*Excerpted data*
==========

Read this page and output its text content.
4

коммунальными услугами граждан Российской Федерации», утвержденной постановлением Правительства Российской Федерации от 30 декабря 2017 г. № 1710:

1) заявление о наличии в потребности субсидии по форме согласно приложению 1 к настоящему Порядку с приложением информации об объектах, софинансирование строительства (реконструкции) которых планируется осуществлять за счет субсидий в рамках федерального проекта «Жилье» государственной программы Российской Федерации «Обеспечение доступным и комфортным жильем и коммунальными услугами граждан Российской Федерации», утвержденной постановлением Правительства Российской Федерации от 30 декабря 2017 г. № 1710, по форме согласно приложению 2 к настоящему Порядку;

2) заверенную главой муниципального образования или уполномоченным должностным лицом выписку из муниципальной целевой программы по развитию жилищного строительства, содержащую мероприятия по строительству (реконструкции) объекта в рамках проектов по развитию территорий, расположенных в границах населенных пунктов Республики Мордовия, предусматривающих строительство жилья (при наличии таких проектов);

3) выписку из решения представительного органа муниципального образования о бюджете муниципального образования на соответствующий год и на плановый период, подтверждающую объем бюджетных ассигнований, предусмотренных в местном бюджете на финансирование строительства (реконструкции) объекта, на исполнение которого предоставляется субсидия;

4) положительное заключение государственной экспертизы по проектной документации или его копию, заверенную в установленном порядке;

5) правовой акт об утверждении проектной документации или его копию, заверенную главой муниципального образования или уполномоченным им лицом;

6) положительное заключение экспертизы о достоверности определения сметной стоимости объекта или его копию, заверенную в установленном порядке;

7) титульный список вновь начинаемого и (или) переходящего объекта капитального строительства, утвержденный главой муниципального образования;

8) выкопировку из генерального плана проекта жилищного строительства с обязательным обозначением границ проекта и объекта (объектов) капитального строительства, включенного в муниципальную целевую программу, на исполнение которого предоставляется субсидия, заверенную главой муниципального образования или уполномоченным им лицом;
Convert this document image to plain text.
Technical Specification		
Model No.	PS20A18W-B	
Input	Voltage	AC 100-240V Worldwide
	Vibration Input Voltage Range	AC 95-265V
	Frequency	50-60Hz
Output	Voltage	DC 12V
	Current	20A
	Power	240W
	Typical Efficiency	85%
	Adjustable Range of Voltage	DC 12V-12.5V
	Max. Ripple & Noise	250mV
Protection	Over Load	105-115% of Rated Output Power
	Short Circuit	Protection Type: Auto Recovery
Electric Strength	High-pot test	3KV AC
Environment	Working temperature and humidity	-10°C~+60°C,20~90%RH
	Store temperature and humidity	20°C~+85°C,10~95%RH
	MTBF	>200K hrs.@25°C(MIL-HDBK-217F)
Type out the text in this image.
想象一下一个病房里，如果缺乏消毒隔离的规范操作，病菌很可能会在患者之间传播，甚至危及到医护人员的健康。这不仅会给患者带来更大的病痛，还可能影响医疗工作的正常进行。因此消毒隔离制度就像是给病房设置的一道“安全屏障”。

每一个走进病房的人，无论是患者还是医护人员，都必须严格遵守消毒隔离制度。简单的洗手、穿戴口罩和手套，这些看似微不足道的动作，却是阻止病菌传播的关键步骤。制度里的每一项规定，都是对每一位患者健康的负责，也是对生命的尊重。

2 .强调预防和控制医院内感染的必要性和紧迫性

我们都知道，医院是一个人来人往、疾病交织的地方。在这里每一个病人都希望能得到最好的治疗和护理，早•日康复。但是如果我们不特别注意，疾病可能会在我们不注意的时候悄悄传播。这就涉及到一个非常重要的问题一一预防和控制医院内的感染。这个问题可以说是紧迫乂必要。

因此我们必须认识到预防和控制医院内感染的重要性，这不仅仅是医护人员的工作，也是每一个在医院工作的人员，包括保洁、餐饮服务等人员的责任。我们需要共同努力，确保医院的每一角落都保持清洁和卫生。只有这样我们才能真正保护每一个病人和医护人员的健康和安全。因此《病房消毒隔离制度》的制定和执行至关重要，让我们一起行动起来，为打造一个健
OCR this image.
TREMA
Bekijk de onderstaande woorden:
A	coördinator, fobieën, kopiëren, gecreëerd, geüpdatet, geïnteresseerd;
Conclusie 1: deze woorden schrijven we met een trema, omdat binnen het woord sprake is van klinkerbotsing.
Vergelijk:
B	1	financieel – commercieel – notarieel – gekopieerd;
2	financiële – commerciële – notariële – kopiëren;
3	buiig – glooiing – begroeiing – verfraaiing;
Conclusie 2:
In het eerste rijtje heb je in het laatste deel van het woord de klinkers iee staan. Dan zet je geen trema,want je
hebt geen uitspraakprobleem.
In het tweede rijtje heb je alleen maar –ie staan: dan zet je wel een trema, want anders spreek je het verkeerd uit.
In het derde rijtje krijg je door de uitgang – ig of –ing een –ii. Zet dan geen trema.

==========

*Written instruction*
Write the material out again in its entirety, exactly as shown.

*Task answer*
Read this page and output its text content.
4

коммунальными услугами граждан Российской Федерации», утвержденной постановлением Правительства Российской Федерации от 30 декабря 2017 г. № 1710:

1) заявление о наличии в потребности субсидии по форме согласно приложению 1 к настоящему Порядку с приложением информации об объектах, софинансирование строительства (реконструкции) которых планируется осуществлять за счет субсидий в рамках федерального проекта «Жилье» государственной программы Российской Федерации «Обеспечение доступным и комфортным жильем и коммунальными услугами граждан Российской Федерации», утвержденной постановлением Правительства Российской Федерации от 30 декабря 2017 г. № 1710, по форме согласно приложению 2 к настоящему Порядку;

2) заверенную главой муниципального образования или уполномоченным должностным лицом выписку из муниципальной целевой программы по развитию жилищного строительства, содержащую мероприятия по строительству (реконструкции) объекта в рамках проектов по развитию территорий, расположенных в границах населенных пунктов Республики Мордовия, предусматривающих строительство жилья (при наличии таких проектов);

3) выписку из решения представительного органа муниципального образования о бюджете муниципального образования на соответствующий год и на плановый период, подтверждающую объем бюджетных ассигнований, предусмотренных в местном бюджете на финансирование строительства (реконструкции) объекта, на исполнение которого предоставляется субсидия;

4) положительное заключение государственной экспертизы по проектной документации или его копию, заверенную в установленном порядке;

5) правовой акт об утверждении проектной документации или его копию, заверенную главой муниципального образования или уполномоченным им лицом;

6) положительное заключение экспертизы о достоверности определения сметной стоимости объекта или его копию, заверенную в установленном порядке;

7) титульный список вновь начинаемого и (или) переходящего объекта капитального строительства, утвержденный главой муниципального образования;

8) выкопировку из генерального плана проекта жилищного строительства с обязательным обозначением границ проекта и объекта (объектов) капитального строительства, включенного в муниципальную целевую программу, на исполнение которого предоставляется субсидия, заверенную главой муниципального образования или уполномоченным им лицом;
Convert this document image to plain text.
Technical Specification		
Model No.	PS20A18W-B	
Input	Voltage	AC 100-240V Worldwide
	Vibration Input Voltage Range	AC 95-265V
	Frequency	50-60Hz
Output	Voltage	DC 12V
	Current	20A
	Power	240W
	Typical Efficiency	85%
	Adjustable Range of Voltage	DC 12V-12.5V
	Max. Ripple & Noise	250mV
Protection	Over Load	105-115% of Rated Output Power
	Short Circuit	Protection Type: Auto Recovery
Electric Strength	High-pot test	3KV AC
Environment	Working temperature and humidity	-10°C~+60°C,20~90%RH
	Store temperature and humidity	20°C~+85°C,10~95%RH
	MTBF	>200K hrs.@25°C(MIL-HDBK-217F)
Type out the text in this image.
想象一下一个病房里，如果缺乏消毒隔离的规范操作，病菌很可能会在患者之间传播，甚至危及到医护人员的健康。这不仅会给患者带来更大的病痛，还可能影响医疗工作的正常进行。因此消毒隔离制度就像是给病房设置的一道“安全屏障”。

每一个走进病房的人，无论是患者还是医护人员，都必须严格遵守消毒隔离制度。简单的洗手、穿戴口罩和手套，这些看似微不足道的动作，却是阻止病菌传播的关键步骤。制度里的每一项规定，都是对每一位患者健康的负责，也是对生命的尊重。

2 .强调预防和控制医院内感染的必要性和紧迫性

我们都知道，医院是一个人来人往、疾病交织的地方。在这里每一个病人都希望能得到最好的治疗和护理，早•日康复。但是如果我们不特别注意，疾病可能会在我们不注意的时候悄悄传播。这就涉及到一个非常重要的问题一一预防和控制医院内的感染。这个问题可以说是紧迫乂必要。

因此我们必须认识到预防和控制医院内感染的重要性，这不仅仅是医护人员的工作，也是每一个在医院工作的人员，包括保洁、餐饮服务等人员的责任。我们需要共同努力，确保医院的每一角落都保持清洁和卫生。只有这样我们才能真正保护每一个病人和医护人员的健康和安全。因此《病房消毒隔离制度》的制定和执行至关重要，让我们一起行动起来，为打造一个健
OCR this image.
TREMA
Bekijk de onderstaande woorden:
A	coördinator, fobieën, kopiëren, gecreëerd, geüpdatet, geïnteresseerd;
Conclusie 1: deze woorden schrijven we met een trema, omdat binnen het woord sprake is van klinkerbotsing.
Vergelijk:
B	1	financieel – commercieel – notarieel – gekopieerd;
2	financiële – commerciële – notariële – kopiëren;
3	buiig – glooiing – begroeiing – verfraaiing;
Conclusie 2:
In het eerste rijtje heb je in het laatste deel van het woord de klinkers iee staan. Dan zet je geen trema,want je
hebt geen uitspraakprobleem.
In het tweede rijtje heb je alleen maar –ie staan: dan zet je wel een trema, want anders spreek je het verkeerd uit.
In het derde rijtje krijg je door de uitgang – ig of –ing een –ii. Zet dan geen trema.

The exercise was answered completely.